Problem details: Where a line of the listing below includes the word "background", reproduce that line.

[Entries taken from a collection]
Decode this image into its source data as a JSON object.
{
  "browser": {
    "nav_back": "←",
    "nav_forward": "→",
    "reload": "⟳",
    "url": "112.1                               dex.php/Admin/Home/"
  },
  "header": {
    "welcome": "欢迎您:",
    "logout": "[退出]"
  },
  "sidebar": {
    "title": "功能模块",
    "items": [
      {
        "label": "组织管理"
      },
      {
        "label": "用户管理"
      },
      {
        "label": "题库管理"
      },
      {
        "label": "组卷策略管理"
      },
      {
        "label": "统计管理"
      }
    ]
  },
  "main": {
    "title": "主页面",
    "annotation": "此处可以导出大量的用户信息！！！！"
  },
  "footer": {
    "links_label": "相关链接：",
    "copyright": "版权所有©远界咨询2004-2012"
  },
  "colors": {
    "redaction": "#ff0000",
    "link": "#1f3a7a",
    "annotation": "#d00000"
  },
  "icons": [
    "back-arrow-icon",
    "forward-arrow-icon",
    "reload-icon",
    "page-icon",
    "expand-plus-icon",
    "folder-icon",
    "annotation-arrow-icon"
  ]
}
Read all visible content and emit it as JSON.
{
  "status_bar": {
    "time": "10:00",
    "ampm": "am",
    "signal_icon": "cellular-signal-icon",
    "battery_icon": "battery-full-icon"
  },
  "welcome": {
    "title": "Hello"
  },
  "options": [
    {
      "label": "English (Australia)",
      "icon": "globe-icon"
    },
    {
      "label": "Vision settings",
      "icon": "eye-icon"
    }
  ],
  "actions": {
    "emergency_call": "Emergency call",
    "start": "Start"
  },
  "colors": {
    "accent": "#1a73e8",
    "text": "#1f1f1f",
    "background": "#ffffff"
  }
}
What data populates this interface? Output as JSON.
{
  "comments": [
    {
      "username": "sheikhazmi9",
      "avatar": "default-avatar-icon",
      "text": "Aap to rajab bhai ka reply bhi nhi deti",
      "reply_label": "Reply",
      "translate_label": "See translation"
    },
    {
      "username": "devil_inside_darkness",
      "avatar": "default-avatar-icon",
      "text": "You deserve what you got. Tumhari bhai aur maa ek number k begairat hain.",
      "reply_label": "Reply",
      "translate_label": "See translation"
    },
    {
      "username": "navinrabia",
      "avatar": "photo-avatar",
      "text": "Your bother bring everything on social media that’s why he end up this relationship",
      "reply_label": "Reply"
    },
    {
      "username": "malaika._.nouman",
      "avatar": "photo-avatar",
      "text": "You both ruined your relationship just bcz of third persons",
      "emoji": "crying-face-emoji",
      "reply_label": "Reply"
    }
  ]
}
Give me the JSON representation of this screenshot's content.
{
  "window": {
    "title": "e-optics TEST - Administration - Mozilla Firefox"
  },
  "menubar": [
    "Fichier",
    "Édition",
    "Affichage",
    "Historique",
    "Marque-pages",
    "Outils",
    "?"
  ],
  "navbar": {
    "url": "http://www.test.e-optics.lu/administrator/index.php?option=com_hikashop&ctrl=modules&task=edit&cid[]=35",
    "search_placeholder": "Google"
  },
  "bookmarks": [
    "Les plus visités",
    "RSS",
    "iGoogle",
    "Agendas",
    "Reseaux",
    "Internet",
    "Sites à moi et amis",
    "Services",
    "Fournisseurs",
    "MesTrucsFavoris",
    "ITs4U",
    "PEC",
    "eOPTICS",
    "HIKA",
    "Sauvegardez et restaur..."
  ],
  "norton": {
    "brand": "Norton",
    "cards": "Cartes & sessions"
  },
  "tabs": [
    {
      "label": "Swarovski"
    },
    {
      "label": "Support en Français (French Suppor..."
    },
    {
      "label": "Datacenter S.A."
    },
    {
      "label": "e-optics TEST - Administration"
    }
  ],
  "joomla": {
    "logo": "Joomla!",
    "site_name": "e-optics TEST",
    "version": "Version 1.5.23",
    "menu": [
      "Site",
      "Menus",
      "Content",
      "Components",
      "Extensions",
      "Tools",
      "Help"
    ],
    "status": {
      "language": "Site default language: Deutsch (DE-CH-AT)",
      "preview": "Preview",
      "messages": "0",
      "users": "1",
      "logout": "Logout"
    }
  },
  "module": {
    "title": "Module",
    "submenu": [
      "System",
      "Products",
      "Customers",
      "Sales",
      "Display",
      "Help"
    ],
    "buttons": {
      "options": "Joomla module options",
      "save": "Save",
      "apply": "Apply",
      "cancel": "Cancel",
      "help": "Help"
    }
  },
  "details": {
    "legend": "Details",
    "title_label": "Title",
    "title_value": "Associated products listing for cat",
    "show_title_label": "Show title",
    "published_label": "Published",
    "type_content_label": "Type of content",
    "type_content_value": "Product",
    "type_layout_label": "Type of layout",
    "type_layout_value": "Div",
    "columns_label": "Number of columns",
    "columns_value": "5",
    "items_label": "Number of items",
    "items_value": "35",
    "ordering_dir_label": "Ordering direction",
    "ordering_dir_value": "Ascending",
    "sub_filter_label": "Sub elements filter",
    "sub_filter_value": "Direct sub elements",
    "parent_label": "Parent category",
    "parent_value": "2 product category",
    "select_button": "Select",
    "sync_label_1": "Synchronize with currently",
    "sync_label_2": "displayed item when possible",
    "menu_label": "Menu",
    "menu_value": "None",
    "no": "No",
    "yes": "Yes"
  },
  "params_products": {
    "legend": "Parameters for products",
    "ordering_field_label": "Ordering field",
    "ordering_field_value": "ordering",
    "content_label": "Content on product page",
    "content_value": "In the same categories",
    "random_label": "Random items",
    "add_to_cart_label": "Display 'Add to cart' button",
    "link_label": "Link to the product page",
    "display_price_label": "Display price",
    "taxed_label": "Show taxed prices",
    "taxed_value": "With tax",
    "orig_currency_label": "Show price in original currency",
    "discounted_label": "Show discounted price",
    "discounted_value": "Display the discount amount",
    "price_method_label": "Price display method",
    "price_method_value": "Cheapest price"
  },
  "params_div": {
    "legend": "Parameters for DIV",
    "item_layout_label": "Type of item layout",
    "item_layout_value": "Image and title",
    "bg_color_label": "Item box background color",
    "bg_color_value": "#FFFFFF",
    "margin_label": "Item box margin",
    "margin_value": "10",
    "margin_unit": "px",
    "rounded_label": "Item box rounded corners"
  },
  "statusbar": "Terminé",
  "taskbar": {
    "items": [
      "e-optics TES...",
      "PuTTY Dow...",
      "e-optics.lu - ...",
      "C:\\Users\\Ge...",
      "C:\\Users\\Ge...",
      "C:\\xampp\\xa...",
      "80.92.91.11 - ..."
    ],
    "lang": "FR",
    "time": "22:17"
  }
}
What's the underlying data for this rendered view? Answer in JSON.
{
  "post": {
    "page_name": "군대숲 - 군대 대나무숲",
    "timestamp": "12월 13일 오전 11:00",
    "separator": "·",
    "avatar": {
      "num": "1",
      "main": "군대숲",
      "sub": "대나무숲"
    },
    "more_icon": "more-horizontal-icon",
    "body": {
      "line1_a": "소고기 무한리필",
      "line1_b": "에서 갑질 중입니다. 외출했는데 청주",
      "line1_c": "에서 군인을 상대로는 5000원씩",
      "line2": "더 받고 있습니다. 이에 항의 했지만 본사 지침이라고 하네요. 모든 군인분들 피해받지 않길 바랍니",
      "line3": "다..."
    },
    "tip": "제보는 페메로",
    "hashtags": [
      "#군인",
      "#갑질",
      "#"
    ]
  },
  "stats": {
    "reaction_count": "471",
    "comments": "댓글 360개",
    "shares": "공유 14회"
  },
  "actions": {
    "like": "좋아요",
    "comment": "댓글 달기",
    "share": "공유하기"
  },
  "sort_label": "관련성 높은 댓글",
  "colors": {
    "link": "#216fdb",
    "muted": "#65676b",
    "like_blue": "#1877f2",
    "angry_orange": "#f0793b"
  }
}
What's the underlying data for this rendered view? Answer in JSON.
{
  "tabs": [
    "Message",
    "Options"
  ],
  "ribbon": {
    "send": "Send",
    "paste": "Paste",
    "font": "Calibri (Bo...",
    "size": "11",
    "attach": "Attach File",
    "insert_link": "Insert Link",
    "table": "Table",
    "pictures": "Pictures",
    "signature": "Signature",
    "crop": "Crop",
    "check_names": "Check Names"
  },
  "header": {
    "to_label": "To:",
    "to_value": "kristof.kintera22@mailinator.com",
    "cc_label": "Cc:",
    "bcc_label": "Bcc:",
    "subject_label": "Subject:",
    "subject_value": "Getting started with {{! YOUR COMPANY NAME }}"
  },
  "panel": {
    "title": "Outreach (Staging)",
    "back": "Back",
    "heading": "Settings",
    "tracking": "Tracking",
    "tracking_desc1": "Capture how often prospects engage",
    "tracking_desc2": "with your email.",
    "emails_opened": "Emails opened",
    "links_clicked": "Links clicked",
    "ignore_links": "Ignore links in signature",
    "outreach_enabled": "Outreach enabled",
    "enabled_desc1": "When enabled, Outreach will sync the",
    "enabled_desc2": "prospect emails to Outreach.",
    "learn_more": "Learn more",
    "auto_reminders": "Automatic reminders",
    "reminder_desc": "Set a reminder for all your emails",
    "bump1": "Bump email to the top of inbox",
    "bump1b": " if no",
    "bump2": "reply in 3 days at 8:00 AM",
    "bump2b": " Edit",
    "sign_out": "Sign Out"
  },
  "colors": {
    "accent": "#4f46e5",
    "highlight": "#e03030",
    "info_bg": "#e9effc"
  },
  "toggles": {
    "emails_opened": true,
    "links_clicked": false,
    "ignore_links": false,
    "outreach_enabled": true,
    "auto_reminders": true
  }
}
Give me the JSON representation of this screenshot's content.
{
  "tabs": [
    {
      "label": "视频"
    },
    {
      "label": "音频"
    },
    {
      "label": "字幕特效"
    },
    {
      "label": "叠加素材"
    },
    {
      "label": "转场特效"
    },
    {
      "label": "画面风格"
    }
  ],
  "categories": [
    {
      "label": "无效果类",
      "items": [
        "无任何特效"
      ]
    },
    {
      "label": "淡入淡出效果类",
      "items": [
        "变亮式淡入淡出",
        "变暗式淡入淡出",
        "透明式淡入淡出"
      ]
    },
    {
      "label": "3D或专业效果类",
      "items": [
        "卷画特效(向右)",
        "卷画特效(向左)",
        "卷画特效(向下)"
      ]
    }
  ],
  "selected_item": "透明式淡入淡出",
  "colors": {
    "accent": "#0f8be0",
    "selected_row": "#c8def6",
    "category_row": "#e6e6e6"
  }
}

Exercise output:
    "background": "#ffffff"
    "bg_color_label": "Item box background color",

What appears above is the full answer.